What the exercise asks: List each line holding the string "this".
>>
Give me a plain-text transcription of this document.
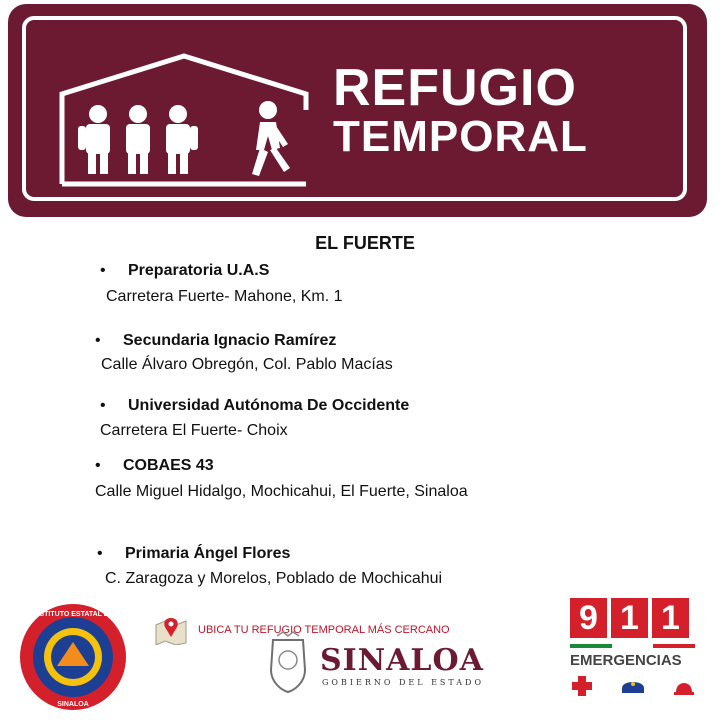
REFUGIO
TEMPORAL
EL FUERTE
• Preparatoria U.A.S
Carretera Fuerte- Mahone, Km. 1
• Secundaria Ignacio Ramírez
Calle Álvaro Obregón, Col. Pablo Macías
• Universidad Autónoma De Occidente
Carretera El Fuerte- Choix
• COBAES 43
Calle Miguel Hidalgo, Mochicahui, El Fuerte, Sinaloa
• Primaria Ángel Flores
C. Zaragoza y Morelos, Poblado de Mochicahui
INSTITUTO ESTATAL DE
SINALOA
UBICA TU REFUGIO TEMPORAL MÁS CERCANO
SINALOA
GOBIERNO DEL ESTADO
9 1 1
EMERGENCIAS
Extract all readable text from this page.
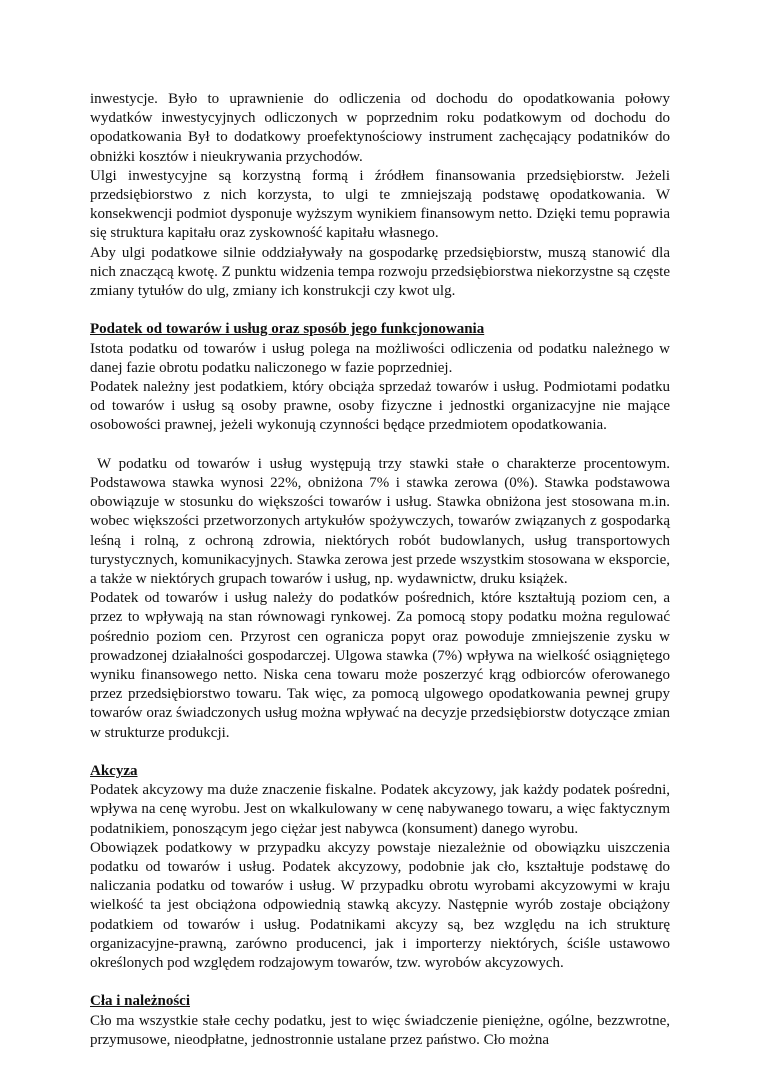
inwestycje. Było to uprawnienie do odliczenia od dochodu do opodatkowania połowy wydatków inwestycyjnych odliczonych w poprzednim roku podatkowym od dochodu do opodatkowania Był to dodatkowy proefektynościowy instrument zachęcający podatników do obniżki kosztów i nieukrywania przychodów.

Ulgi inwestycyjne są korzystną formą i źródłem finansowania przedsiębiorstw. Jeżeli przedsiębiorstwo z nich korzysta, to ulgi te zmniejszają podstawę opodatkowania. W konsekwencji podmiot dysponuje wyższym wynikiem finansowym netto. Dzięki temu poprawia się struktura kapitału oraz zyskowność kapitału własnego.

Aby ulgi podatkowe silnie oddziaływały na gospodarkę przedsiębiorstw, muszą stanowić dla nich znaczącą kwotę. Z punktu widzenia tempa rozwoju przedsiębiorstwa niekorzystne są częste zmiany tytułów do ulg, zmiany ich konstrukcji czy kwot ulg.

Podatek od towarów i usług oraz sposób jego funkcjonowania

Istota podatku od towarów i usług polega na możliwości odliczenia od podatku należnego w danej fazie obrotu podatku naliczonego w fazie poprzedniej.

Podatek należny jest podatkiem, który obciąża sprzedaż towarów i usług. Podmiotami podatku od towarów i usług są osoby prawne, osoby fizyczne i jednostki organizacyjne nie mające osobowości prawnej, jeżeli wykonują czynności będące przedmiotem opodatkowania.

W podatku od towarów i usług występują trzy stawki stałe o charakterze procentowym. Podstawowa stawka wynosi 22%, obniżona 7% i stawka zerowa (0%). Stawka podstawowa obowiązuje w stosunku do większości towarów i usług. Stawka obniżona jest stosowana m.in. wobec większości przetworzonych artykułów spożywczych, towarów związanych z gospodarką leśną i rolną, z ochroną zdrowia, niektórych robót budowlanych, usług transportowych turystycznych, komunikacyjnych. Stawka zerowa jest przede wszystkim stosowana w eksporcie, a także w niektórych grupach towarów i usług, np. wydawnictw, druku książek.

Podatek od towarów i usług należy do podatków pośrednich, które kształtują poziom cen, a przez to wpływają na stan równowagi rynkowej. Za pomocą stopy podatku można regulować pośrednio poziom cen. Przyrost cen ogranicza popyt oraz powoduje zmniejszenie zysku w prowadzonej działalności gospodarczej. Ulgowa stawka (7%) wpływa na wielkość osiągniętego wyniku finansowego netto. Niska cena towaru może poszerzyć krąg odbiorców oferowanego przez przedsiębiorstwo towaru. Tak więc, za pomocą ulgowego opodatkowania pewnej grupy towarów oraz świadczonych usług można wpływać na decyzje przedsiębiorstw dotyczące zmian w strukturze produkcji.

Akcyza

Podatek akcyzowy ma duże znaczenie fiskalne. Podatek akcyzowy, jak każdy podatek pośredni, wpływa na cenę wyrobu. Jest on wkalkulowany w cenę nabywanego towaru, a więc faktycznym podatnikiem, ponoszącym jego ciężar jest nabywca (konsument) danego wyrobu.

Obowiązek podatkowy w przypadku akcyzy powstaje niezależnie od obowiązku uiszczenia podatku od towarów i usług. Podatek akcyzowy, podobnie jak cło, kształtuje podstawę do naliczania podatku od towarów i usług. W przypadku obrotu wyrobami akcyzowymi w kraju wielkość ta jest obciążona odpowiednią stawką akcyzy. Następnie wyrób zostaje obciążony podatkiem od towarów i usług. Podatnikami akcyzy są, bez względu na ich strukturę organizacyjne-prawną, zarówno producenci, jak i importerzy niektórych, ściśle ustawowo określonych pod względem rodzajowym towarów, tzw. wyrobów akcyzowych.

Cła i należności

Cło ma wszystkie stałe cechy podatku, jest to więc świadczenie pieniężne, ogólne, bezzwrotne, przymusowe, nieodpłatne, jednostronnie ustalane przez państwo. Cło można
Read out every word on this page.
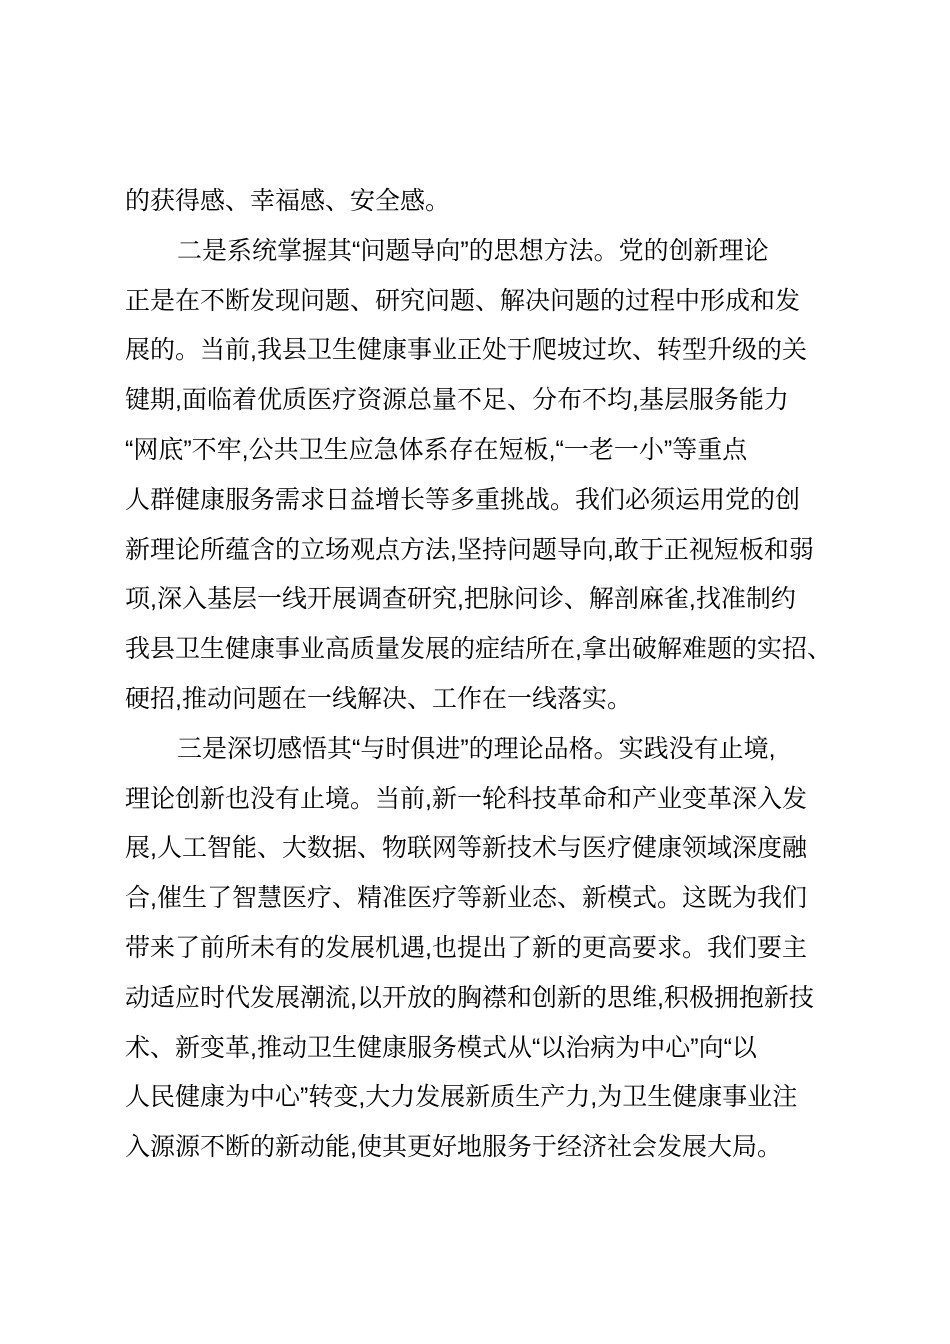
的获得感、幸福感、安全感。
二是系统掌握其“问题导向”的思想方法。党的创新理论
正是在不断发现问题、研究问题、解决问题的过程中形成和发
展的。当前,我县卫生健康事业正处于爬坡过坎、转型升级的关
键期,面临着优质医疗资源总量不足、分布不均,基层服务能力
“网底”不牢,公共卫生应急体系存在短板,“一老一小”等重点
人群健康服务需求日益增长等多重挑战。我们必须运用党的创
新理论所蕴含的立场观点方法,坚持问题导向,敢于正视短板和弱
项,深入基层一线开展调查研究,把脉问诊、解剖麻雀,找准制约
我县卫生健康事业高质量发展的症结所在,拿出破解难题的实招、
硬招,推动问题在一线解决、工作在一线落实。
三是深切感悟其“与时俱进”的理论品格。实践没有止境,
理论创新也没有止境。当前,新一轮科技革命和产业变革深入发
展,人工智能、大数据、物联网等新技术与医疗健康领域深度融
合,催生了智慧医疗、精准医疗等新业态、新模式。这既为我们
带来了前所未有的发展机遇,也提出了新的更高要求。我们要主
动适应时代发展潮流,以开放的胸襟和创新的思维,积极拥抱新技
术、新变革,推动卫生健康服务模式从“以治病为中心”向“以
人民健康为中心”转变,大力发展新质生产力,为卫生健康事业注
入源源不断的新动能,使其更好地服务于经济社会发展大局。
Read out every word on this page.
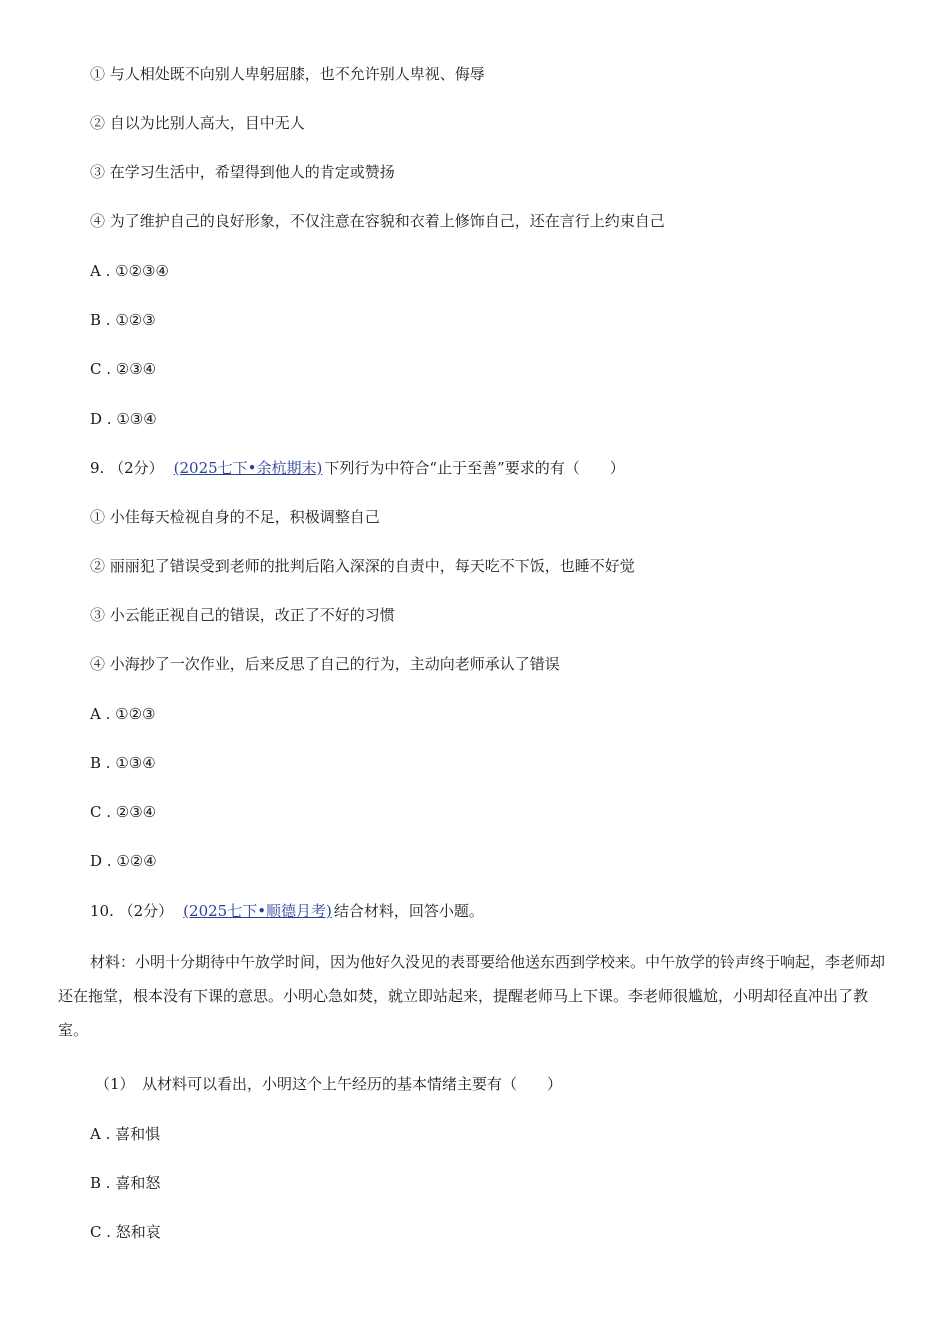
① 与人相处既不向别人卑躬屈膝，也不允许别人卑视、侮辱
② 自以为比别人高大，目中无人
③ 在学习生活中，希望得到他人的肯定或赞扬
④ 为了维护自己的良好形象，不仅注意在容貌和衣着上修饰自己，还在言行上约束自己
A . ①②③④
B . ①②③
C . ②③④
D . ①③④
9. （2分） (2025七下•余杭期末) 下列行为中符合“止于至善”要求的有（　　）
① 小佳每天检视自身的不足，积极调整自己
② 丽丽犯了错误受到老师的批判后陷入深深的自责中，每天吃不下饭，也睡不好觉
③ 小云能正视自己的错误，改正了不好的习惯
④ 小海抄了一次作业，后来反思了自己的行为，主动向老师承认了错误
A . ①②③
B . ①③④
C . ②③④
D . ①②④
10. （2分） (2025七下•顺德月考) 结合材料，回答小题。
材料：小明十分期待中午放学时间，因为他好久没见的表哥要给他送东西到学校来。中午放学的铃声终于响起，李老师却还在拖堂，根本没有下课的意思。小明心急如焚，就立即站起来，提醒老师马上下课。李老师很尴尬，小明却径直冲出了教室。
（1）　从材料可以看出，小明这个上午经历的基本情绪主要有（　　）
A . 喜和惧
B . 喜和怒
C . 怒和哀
<<
Exercise response:
Give me a plain-text transcription of this document.
Extract all readable text from this page.
Read out every word on this page.
Read out every word on this page.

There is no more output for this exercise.